>> begin
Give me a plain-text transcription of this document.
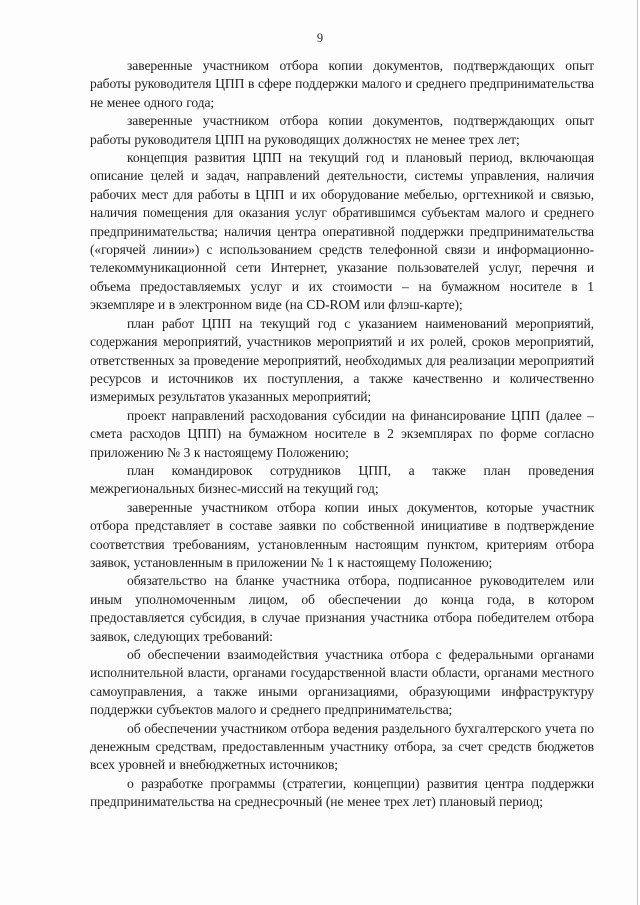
9

заверенные участником отбора копии документов, подтверждающих опыт работы руководителя ЦПП в сфере поддержки малого и среднего предпринимательства не менее одного года;

заверенные участником отбора копии документов, подтверждающих опыт работы руководителя ЦПП на руководящих должностях не менее трех лет;

концепция развития ЦПП на текущий год и плановый период, включающая описание целей и задач, направлений деятельности, системы управления, наличия рабочих мест для работы в ЦПП и их оборудование мебелью, оргтехникой и связью, наличия помещения для оказания услуг обратившимся субъектам малого и среднего предпринимательства; наличия центра оперативной поддержки предпринимательства («горячей линии») с использованием средств телефонной связи и информационно-телекоммуникационной сети Интернет, указание пользователей услуг, перечня и объема предоставляемых услуг и их стоимости – на бумажном носителе в 1 экземпляре и в электронном виде (на CD-ROM или флэш-карте);

план работ ЦПП на текущий год с указанием наименований мероприятий, содержания мероприятий, участников мероприятий и их ролей, сроков мероприятий, ответственных за проведение мероприятий, необходимых для реализации мероприятий ресурсов и источников их поступления, а также качественно и количественно измеримых результатов указанных мероприятий;

проект направлений расходования субсидии на финансирование ЦПП (далее – смета расходов ЦПП) на бумажном носителе в 2 экземплярах по форме согласно приложению № 3 к настоящему Положению;

план командировок сотрудников ЦПП, а также план проведения межрегиональных бизнес-миссий на текущий год;

заверенные участником отбора копии иных документов, которые участник отбора представляет в составе заявки по собственной инициативе в подтверждение соответствия требованиям, установленным настоящим пунктом, критериям отбора заявок, установленным в приложении № 1 к настоящему Положению;

обязательство на бланке участника отбора, подписанное руководителем или иным уполномоченным лицом, об обеспечении до конца года, в котором предоставляется субсидия, в случае признания участника отбора победителем отбора заявок, следующих требований:

об обеспечении взаимодействия участника отбора с федеральными органами исполнительной власти, органами государственной власти области, органами местного самоуправления, а также иными организациями, образующими инфраструктуру поддержки субъектов малого и среднего предпринимательства;

об обеспечении участником отбора ведения раздельного бухгалтерского учета по денежным средствам, предоставленным участнику отбора, за счет средств бюджетов всех уровней и внебюджетных источников;

о разработке программы (стратегии, концепции) развития центра поддержки предпринимательства на среднесрочный (не менее трех лет) плановый период;
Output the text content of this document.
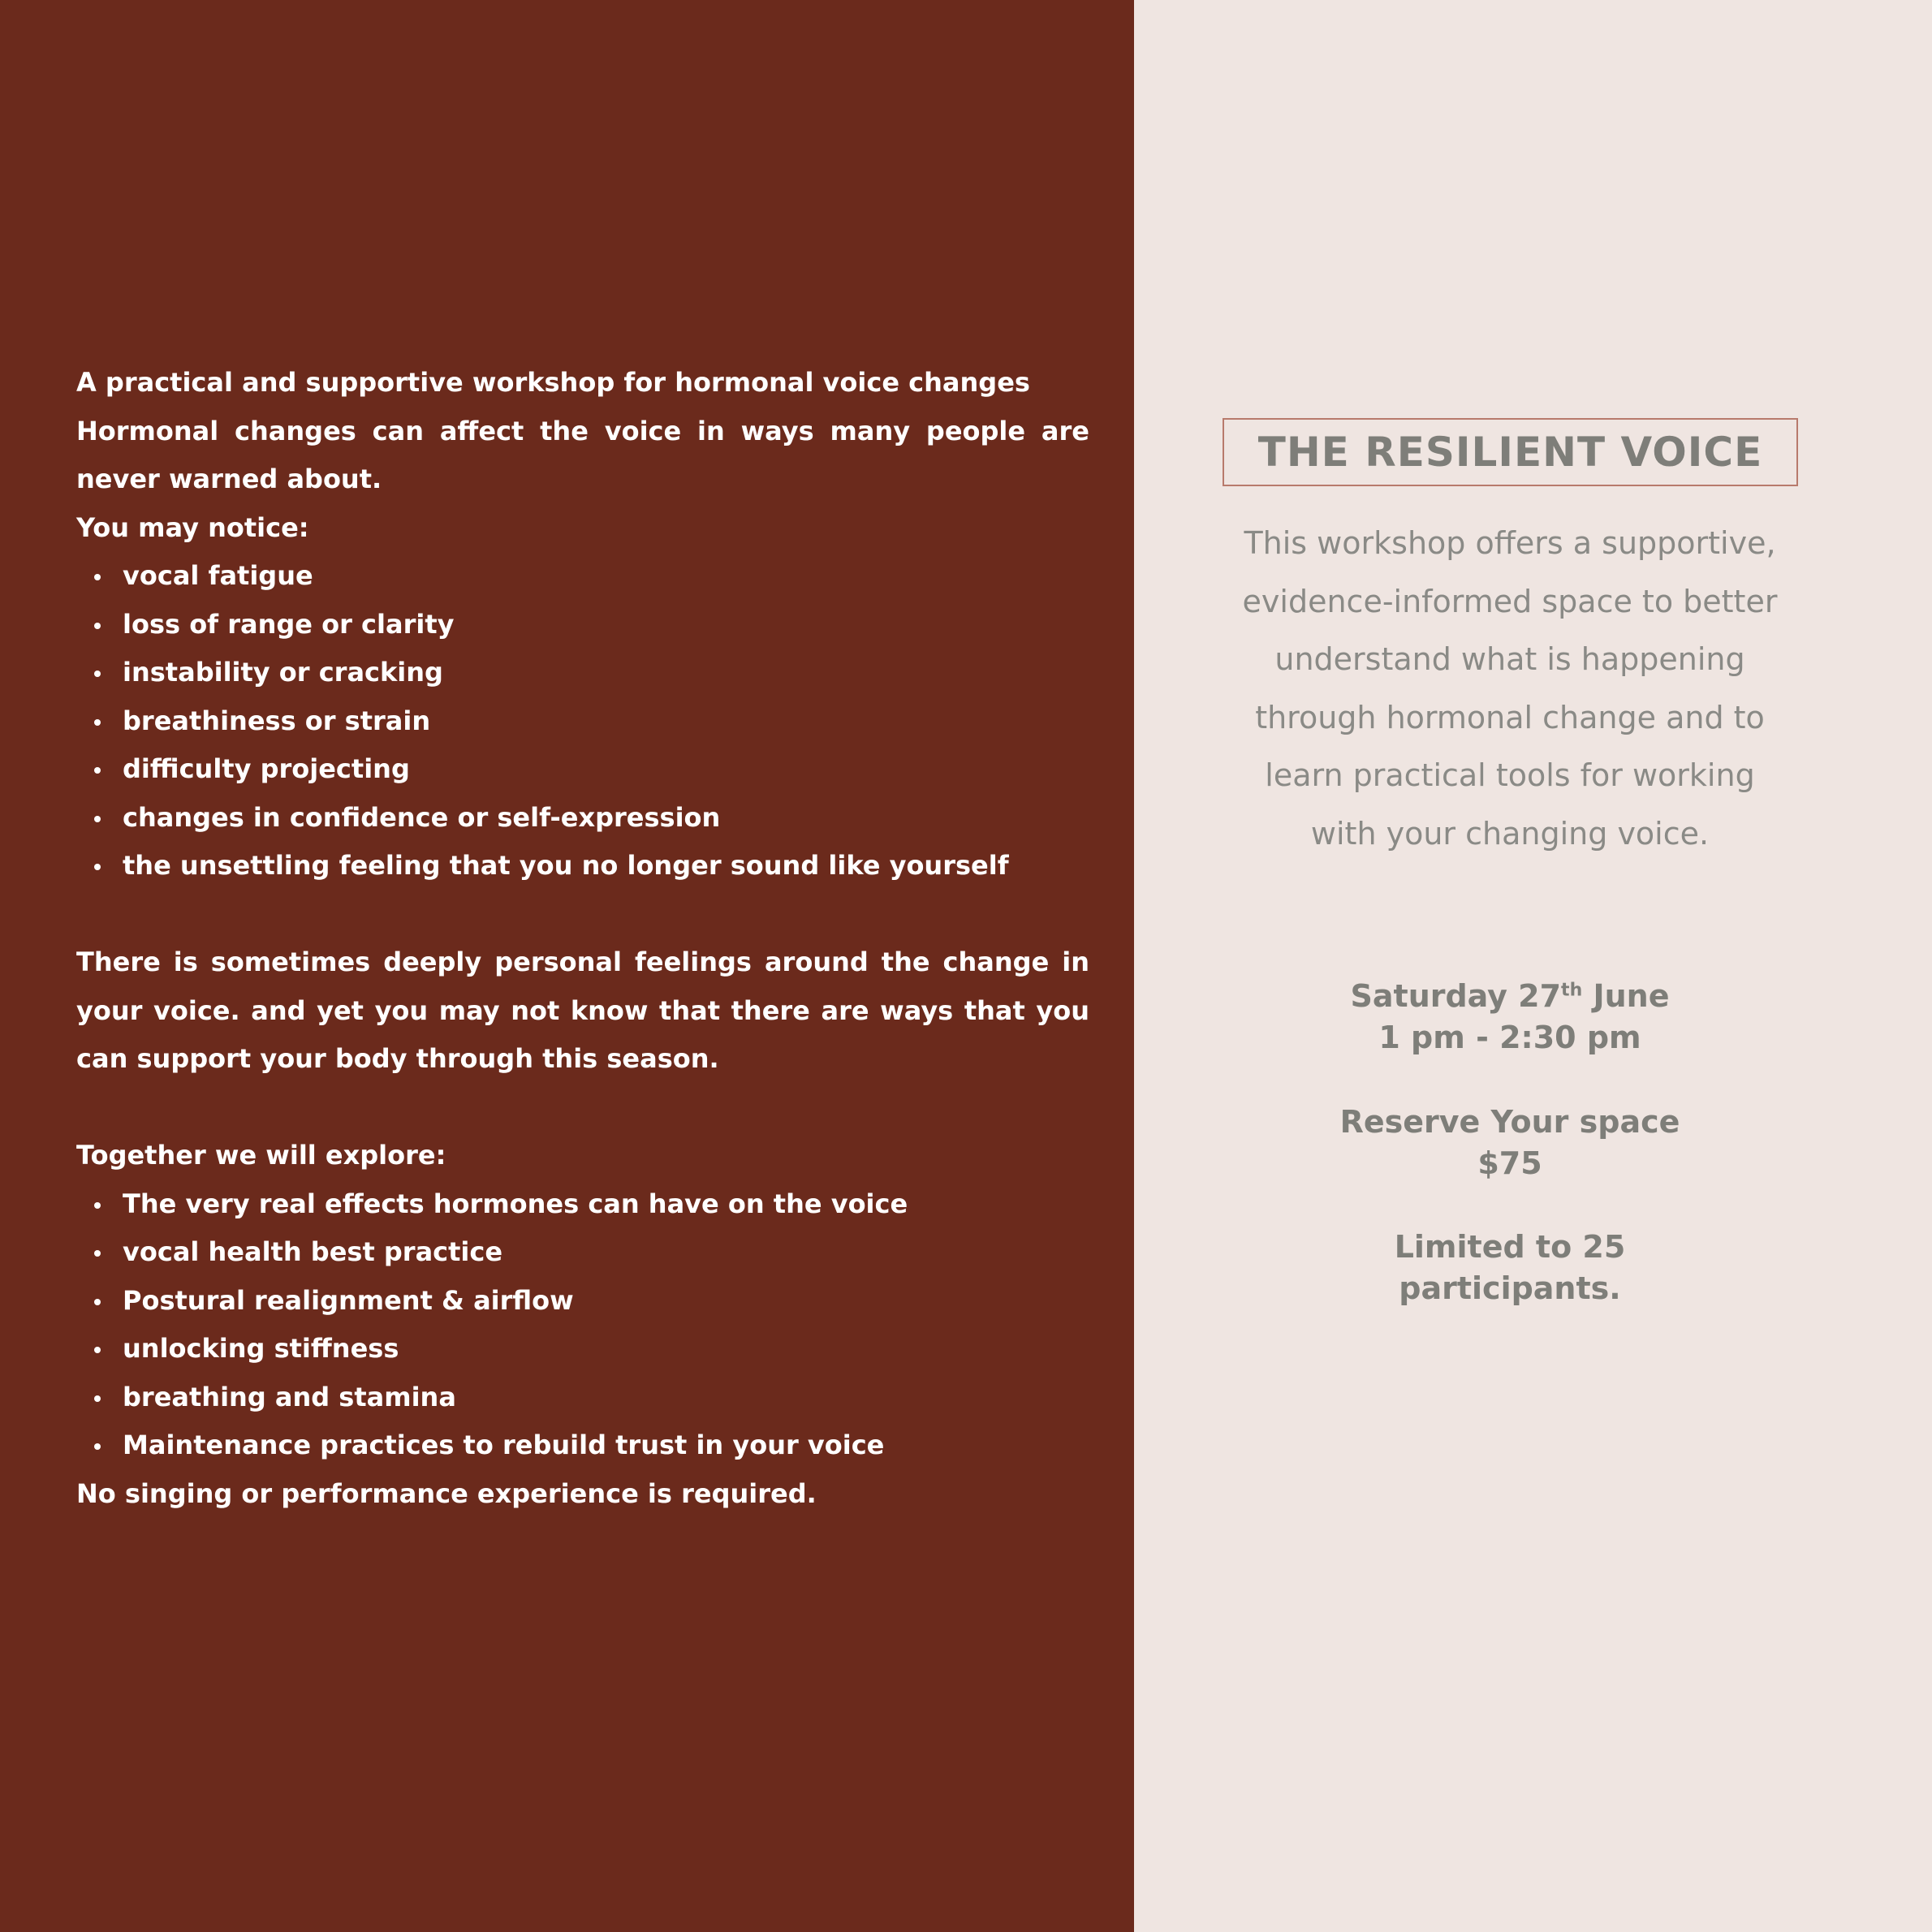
A practical and supportive workshop for hormonal voice changes

Hormonal changes can affect the voice in ways many people are never warned about.

You may notice:

vocal fatigue
loss of range or clarity
instability or cracking
breathiness or strain
difficulty projecting
changes in confidence or self-expression
the unsettling feeling that you no longer sound like yourself

There is sometimes deeply personal feelings around the change in your voice. and yet you may not know that there are ways that you can support your body through this season.

Together we will explore:

The very real effects hormones can have on the voice
vocal health best practice
Postural realignment & airflow
unlocking stiffness
breathing and stamina
Maintenance practices to rebuild trust in your voice

No singing or performance experience is required.

THE RESILIENT VOICE
This workshop offers a supportive, evidence-informed space to better understand what is happening through hormonal change and to learn practical tools for working with your changing voice.
Saturday 27th June
1 pm - 2:30 pm
Reserve Your space
$75
Limited to 25
participants.
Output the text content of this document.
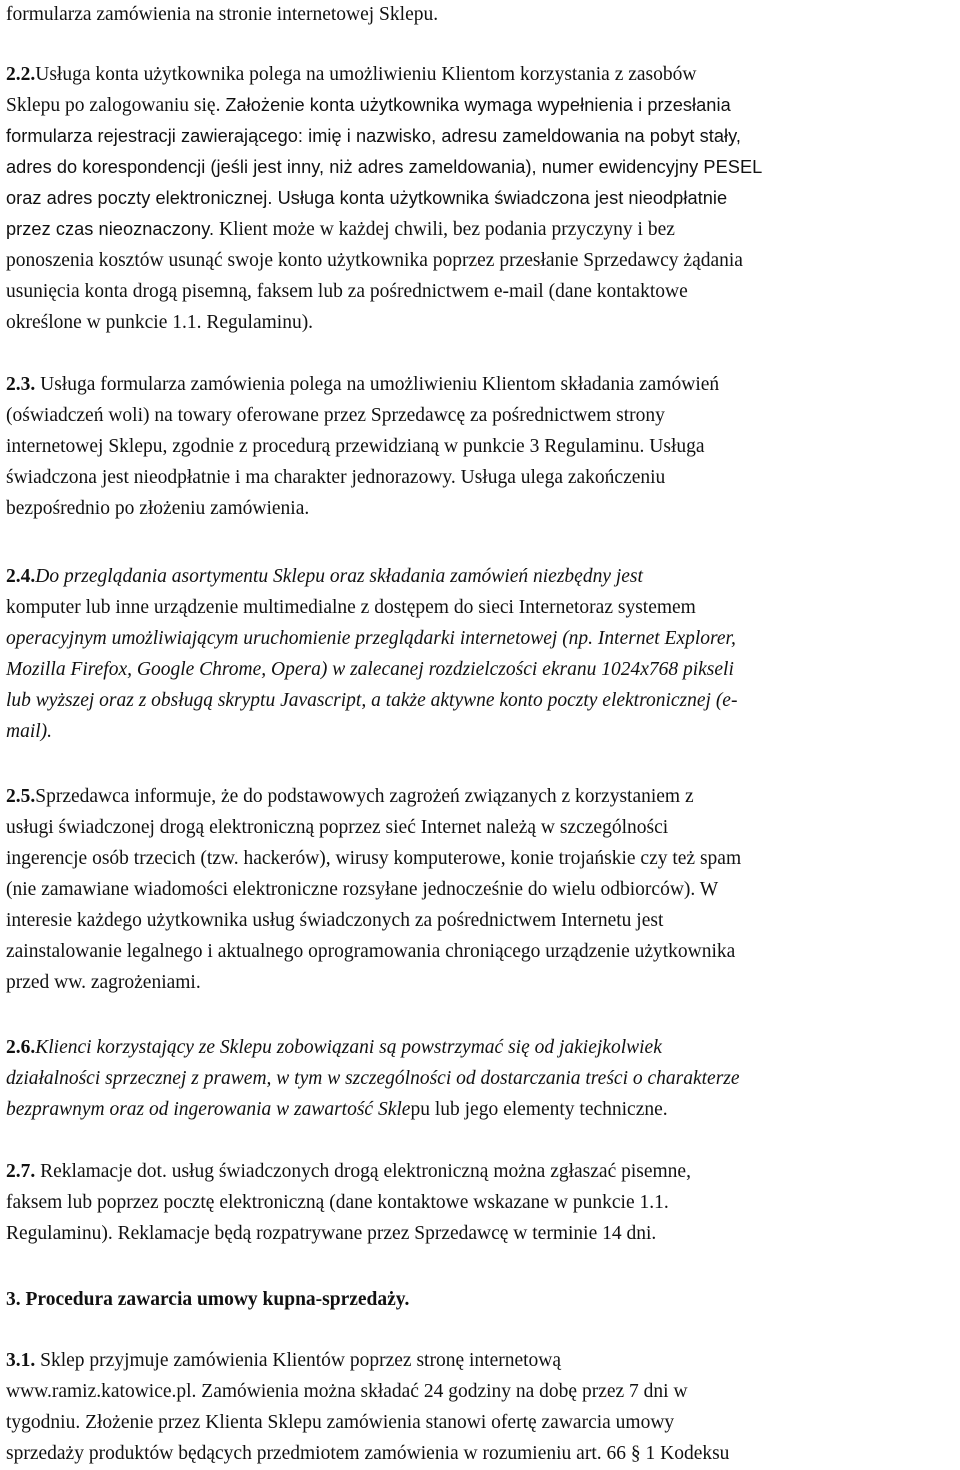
formularza zamówienia na stronie internetowej Sklepu.

2.2.Usługa konta użytkownika polega na umożliwieniu Klientom korzystania z zasobów
Sklepu po zalogowaniu się. Założenie konta użytkownika wymaga wypełnienia i przesłania
formularza rejestracji zawierającego: imię i nazwisko, adresu zameldowania na pobyt stały,
adres do korespondencji (jeśli jest inny, niż adres zameldowania), numer ewidencyjny PESEL
oraz adres poczty elektronicznej. Usługa konta użytkownika świadczona jest nieodpłatnie
przez czas nieoznaczony. Klient może w każdej chwili, bez podania przyczyny i bez
ponoszenia kosztów usunąć swoje konto użytkownika poprzez przesłanie Sprzedawcy żądania
usunięcia konta drogą pisemną, faksem lub za pośrednictwem e-mail (dane kontaktowe
określone w punkcie 1.1. Regulaminu).

2.3. Usługa formularza zamówienia polega na umożliwieniu Klientom składania zamówień
(oświadczeń woli) na towary oferowane przez Sprzedawcę za pośrednictwem strony
internetowej Sklepu, zgodnie z procedurą przewidzianą w punkcie 3 Regulaminu. Usługa
świadczona jest nieodpłatnie i ma charakter jednorazowy. Usługa ulega zakończeniu
bezpośrednio po złożeniu zamówienia.

2.4.Do przeglądania asortymentu Sklepu oraz składania zamówień niezbędny jest
komputer lub inne urządzenie multimedialne z dostępem do sieci Internetoraz systemem
operacyjnym umożliwiającym uruchomienie przeglądarki internetowej (np. Internet Explorer,
Mozilla Firefox, Google Chrome, Opera) w zalecanej rozdzielczości ekranu 1024x768 pikseli
lub wyższej oraz z obsługą skryptu Javascript, a także aktywne konto poczty elektronicznej (e-
mail).

2.5.Sprzedawca informuje, że do podstawowych zagrożeń związanych z korzystaniem z
usługi świadczonej drogą elektroniczną poprzez sieć Internet należą w szczególności
ingerencje osób trzecich (tzw. hackerów), wirusy komputerowe, konie trojańskie czy też spam
(nie zamawiane wiadomości elektroniczne rozsyłane jednocześnie do wielu odbiorców). W
interesie każdego użytkownika usług świadczonych za pośrednictwem Internetu jest
zainstalowanie legalnego i aktualnego oprogramowania chroniącego urządzenie użytkownika
przed ww. zagrożeniami.

2.6.Klienci korzystający ze Sklepu zobowiązani są powstrzymać się od jakiejkolwiek
działalności sprzecznej z prawem, w tym w szczególności od dostarczania treści o charakterze
bezprawnym oraz od ingerowania w zawartość Sklepu lub jego elementy techniczne.

2.7. Reklamacje dot. usług świadczonych drogą elektroniczną można zgłaszać pisemne,
faksem lub poprzez pocztę elektroniczną (dane kontaktowe wskazane w punkcie 1.1.
Regulaminu). Reklamacje będą rozpatrywane przez Sprzedawcę w terminie 14 dni.

3. Procedura zawarcia umowy kupna-sprzedaży.

3.1. Sklep przyjmuje zamówienia Klientów poprzez stronę internetową
www.ramiz.katowice.pl. Zamówienia można składać 24 godziny na dobę przez 7 dni w
tygodniu. Złożenie przez Klienta Sklepu zamówienia stanowi ofertę zawarcia umowy
sprzedaży produktów będących przedmiotem zamówienia w rozumieniu art. 66 § 1 Kodeksu
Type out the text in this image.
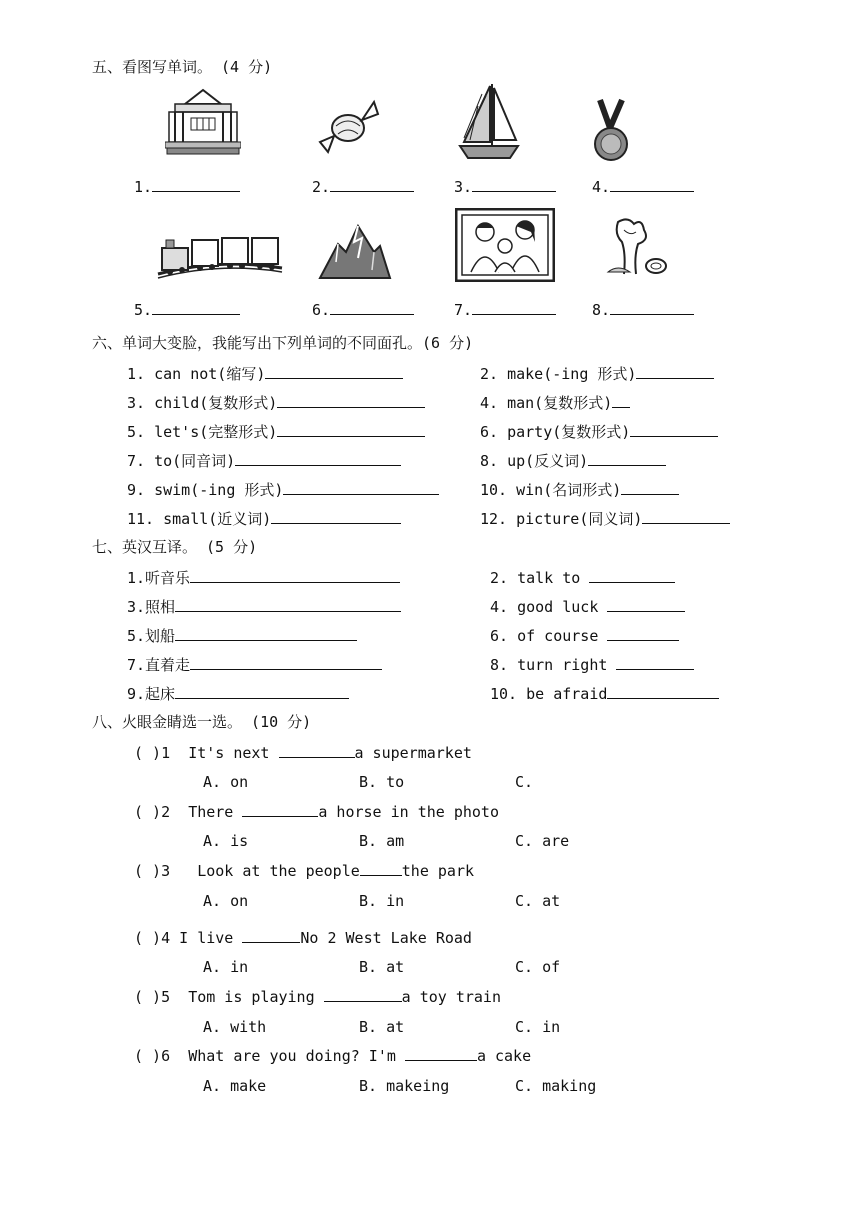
五、看图写单词。 (4 分)
1.	2.	3.	4.
5.	6.	7.	8.
六、单词大变脸，我能写出下列单词的不同面孔。(6 分)
1. can not(缩写)	2. make(-ing 形式)
3. child(复数形式)	4. man(复数形式)
5. let's(完整形式)	6. party(复数形式)
7. to(同音词)	8. up(反义词)
9. swim(-ing 形式)	10. win(名词形式)
11. small(近义词)	12. picture(同义词)
七、英汉互译。 (5 分)
1.听音乐	2. talk to
3.照相	4. good luck
5.划船	6. of course
7.直着走	8. turn right
9.起床	10. be afraid
八、火眼金睛选一选。 (10 分)
( )1 It's next	a supermarket
A. on	B. to	C.
( )2 There	a horse in the photo
A. is	B. am	C. are
( )3 Look at the people	the park
A. on	B. in	C. at
( )4 I live	No 2 West Lake Road
A. in	B. at	C. of
( )5 Tom is playing	a toy train
A. with	B. at	C. in
( )6 What are you doing? I'm	a cake
A. make	B. makeing	C. making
>> end
Aim of the exercise: Say how many lines above hold the word "документов", giving only the count.

Full response: 3